#### AIM
Narrow the data below down to the lines containing "School".
--- BEGIN ---
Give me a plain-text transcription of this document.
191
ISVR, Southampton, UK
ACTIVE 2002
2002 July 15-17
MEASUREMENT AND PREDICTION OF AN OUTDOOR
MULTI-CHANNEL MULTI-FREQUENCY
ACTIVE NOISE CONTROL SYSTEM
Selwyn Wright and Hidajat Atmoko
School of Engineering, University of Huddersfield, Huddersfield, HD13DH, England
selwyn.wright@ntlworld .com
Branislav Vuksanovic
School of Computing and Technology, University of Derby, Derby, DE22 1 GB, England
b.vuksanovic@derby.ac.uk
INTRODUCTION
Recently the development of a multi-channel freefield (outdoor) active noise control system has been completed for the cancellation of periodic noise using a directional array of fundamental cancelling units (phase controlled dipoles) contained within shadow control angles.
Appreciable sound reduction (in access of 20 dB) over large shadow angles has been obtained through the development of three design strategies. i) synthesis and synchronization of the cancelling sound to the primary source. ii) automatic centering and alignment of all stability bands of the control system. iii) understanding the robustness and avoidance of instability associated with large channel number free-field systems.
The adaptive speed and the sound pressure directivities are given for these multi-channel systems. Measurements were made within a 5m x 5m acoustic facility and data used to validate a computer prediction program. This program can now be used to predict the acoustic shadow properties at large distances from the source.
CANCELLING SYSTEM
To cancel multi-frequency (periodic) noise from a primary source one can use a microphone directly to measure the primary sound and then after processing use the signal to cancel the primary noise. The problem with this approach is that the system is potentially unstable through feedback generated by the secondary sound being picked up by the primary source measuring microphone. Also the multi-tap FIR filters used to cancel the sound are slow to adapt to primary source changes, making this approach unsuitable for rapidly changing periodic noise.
--- END ---
#### FINAL RESULT
School of Engineering, University of Huddersfield, Huddersfield, HD13DH, England
School of Computing and Technology, University of Derby, Derby, DE22 1 GB, England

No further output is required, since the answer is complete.